◆ **What the task requires**
Can you collect and copy each line in the items below that contains the string "this"? Case counts, so only lines where it appears with that exact capitalization match.

◆ **Exercise input**
-- START --
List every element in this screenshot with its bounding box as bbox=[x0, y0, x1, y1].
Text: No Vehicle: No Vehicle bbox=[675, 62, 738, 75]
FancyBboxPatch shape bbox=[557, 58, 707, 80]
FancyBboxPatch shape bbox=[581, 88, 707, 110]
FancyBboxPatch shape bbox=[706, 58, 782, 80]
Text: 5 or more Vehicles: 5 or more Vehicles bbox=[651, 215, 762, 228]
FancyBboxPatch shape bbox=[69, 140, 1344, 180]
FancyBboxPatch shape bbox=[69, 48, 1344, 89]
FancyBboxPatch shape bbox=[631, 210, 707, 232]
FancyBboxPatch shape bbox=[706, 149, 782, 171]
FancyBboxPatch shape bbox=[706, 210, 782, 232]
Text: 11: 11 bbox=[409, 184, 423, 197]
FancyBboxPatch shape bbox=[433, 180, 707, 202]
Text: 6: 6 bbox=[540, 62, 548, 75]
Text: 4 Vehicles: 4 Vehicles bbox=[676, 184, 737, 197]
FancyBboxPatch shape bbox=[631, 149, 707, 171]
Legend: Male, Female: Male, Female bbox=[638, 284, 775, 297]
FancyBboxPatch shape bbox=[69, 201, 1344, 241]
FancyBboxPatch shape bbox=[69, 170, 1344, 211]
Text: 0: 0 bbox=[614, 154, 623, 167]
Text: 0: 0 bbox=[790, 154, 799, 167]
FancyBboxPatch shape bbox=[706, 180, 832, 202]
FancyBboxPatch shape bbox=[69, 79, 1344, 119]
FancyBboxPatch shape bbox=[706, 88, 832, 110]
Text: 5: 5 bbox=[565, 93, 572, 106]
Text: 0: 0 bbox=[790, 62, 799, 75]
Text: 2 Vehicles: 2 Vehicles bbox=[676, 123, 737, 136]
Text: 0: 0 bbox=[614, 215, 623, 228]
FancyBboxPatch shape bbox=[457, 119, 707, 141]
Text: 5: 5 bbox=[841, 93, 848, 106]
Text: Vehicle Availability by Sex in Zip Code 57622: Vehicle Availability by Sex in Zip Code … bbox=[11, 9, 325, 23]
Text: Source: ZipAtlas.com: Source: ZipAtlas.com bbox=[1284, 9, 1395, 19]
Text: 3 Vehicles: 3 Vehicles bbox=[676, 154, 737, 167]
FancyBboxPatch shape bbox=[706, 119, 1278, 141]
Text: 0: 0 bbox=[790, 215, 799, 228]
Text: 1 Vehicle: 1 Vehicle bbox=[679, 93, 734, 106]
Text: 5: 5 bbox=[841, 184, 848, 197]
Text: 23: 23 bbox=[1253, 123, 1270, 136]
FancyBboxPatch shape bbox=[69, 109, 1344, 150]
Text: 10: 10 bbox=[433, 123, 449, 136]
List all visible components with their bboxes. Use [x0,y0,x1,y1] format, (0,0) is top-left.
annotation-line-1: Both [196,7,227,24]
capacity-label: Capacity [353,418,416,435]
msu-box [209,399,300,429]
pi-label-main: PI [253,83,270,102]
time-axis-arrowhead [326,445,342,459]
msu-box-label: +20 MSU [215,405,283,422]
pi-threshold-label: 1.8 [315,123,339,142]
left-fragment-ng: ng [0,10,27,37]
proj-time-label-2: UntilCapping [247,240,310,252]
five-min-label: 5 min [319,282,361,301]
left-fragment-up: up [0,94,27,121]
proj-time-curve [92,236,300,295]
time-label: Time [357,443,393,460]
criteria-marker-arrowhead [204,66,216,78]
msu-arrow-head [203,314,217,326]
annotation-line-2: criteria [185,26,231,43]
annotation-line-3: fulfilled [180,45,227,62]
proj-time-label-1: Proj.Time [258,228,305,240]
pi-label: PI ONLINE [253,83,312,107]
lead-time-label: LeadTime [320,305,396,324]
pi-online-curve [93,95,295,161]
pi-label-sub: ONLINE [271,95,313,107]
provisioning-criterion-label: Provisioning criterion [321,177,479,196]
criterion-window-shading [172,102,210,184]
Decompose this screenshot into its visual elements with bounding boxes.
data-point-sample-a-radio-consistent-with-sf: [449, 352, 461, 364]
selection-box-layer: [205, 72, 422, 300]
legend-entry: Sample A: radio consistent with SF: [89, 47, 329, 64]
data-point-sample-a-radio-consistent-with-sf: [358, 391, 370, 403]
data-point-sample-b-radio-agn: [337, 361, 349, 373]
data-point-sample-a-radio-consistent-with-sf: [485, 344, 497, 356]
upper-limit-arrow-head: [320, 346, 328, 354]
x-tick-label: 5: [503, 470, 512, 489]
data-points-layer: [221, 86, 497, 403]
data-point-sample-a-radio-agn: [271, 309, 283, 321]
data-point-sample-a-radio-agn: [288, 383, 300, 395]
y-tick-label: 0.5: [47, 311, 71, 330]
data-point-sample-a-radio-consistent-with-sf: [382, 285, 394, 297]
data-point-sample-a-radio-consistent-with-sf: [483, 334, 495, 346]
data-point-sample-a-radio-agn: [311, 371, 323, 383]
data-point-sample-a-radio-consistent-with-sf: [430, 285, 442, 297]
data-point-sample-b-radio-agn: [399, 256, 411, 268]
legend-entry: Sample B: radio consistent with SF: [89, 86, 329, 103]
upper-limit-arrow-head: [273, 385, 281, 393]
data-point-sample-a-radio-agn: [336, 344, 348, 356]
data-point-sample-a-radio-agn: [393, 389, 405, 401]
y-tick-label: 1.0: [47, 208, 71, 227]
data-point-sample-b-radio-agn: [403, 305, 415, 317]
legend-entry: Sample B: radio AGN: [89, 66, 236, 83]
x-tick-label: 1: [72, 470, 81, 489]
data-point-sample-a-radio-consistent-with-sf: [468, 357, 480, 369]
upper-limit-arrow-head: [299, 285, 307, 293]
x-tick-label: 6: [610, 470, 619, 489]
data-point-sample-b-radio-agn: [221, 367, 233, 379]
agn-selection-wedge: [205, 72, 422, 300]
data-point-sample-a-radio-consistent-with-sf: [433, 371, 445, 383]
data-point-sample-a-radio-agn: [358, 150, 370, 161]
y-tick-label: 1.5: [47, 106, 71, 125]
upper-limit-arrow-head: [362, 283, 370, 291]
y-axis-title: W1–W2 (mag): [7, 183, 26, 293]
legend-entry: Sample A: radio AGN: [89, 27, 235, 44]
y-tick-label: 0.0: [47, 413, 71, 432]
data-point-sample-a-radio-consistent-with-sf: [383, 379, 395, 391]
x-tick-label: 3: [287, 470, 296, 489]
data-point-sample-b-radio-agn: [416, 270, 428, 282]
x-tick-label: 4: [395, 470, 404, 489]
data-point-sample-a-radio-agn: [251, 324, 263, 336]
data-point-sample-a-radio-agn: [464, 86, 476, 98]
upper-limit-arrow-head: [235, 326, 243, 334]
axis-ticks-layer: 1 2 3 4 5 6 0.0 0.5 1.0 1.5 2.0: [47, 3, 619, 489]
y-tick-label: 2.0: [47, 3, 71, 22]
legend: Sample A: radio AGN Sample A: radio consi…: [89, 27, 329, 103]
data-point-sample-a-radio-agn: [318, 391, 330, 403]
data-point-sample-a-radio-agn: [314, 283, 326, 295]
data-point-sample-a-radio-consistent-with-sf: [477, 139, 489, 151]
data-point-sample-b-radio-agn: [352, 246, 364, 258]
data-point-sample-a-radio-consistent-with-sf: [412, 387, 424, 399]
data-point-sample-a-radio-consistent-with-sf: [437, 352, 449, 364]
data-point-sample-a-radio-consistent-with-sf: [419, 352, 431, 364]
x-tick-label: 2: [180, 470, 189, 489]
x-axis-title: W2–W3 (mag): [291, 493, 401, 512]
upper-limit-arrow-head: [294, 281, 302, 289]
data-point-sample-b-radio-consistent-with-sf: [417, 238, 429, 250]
-- END --
◆ **The solution**
List every element in this screenshot with its bounding box as bbox=[x0, y0, x1, y1].
Decompose this screenshot into its visual elements with bounding boxes.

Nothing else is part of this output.